◆ Aim
Go through the lines below. Copy those with "Doppler".
----- Raw records -----
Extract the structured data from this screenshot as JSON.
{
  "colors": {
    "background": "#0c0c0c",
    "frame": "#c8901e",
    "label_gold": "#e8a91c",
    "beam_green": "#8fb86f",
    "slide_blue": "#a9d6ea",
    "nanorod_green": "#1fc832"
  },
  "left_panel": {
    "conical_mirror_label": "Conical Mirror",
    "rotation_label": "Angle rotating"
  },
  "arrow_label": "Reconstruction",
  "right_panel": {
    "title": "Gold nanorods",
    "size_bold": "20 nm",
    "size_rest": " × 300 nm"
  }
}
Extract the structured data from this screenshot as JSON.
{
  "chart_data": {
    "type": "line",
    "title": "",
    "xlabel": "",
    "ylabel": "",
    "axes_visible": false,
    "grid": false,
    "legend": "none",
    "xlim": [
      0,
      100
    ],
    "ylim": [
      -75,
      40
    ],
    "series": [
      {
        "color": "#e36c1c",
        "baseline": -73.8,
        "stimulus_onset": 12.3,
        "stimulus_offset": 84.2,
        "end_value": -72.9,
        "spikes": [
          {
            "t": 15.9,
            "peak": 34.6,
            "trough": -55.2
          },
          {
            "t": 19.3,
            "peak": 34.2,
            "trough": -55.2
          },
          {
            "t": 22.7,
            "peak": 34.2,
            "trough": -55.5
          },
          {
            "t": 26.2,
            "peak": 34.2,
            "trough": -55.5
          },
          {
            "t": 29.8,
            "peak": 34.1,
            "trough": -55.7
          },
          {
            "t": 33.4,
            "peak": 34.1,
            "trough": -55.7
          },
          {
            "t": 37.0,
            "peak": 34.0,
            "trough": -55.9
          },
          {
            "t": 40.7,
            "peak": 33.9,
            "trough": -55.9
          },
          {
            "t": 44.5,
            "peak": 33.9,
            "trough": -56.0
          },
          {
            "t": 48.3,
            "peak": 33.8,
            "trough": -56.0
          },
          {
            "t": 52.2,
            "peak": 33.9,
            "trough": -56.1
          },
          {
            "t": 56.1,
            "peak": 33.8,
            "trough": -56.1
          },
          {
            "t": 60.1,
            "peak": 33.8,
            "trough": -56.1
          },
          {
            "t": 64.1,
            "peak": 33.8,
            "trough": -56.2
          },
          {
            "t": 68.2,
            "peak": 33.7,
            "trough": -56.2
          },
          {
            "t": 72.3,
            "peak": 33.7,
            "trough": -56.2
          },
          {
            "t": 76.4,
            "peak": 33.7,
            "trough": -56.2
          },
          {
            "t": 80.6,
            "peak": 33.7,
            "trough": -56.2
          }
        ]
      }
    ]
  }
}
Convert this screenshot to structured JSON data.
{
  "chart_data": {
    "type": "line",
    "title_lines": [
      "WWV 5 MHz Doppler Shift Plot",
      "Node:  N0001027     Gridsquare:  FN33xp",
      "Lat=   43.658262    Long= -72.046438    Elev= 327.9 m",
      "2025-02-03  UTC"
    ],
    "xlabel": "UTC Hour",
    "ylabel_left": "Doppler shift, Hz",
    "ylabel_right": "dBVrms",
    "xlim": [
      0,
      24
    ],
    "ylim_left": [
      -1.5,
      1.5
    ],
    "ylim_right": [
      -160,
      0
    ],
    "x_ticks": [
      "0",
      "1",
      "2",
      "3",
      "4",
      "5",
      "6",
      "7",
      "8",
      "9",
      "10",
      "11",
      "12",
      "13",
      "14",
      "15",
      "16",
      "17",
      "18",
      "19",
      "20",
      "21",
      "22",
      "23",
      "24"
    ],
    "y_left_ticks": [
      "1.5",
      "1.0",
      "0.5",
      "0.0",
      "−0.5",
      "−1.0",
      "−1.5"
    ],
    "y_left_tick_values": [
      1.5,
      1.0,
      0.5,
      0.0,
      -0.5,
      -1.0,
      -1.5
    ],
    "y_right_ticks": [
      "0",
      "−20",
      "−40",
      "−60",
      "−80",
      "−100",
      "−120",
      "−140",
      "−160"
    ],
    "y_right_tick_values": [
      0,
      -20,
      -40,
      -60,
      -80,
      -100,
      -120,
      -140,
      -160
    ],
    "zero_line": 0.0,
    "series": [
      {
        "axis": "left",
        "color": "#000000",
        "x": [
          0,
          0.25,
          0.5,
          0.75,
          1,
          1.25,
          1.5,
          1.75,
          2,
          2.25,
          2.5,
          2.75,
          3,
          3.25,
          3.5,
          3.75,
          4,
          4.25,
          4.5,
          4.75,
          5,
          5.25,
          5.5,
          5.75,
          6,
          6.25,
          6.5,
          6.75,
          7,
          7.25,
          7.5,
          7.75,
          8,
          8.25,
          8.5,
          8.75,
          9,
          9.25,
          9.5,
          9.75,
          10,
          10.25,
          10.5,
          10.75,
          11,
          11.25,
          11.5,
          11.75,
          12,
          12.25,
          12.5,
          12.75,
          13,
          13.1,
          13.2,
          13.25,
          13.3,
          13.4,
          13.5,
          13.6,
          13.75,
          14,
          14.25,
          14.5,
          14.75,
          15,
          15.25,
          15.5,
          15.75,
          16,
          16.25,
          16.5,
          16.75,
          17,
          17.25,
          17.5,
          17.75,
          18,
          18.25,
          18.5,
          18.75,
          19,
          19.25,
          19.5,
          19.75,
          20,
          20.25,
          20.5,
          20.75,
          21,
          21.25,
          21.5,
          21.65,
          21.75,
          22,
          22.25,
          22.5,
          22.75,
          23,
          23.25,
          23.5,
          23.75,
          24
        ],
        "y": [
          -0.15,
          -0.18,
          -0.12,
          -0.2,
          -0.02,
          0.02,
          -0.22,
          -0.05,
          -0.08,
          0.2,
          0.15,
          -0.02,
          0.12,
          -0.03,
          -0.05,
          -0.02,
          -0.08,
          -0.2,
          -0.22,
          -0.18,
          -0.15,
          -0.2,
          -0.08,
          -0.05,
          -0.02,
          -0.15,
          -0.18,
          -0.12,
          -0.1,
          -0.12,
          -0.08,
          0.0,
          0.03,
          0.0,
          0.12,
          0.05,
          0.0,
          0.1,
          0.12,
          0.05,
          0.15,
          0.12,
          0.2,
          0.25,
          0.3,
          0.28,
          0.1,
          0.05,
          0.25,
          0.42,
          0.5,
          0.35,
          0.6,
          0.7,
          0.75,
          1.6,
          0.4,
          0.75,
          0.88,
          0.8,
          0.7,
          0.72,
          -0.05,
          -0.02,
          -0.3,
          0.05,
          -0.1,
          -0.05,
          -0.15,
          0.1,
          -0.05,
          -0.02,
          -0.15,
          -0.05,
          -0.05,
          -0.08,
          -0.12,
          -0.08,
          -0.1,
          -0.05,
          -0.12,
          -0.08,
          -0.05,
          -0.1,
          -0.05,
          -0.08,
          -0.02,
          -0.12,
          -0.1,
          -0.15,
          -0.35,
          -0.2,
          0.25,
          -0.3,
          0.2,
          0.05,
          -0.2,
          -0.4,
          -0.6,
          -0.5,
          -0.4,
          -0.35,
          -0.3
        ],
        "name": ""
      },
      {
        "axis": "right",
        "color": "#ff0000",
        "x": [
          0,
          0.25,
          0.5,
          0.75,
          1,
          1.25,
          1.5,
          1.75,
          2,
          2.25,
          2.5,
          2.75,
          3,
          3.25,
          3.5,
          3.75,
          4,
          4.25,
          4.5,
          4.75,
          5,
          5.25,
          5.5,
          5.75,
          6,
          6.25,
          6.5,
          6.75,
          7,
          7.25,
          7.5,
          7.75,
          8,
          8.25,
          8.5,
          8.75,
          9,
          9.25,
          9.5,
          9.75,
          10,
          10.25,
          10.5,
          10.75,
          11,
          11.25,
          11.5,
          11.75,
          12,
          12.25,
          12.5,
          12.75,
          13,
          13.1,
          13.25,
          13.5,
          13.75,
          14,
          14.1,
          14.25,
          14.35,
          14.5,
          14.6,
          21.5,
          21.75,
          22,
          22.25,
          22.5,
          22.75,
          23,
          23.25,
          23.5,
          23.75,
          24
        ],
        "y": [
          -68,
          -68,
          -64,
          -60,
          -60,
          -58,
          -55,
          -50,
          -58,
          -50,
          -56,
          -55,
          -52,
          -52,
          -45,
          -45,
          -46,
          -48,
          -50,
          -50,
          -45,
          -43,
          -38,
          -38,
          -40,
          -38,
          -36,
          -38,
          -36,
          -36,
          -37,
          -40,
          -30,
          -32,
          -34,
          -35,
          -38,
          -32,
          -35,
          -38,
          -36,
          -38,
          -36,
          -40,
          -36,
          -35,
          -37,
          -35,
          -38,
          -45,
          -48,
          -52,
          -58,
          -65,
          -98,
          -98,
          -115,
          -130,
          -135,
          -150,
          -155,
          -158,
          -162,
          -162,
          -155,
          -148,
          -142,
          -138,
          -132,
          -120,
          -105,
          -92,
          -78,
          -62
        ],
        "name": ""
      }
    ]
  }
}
-----
◆ Solution to this exercise
      "WWV 5 MHz Doppler Shift Plot",
    "ylabel_left": "Doppler shift, Hz",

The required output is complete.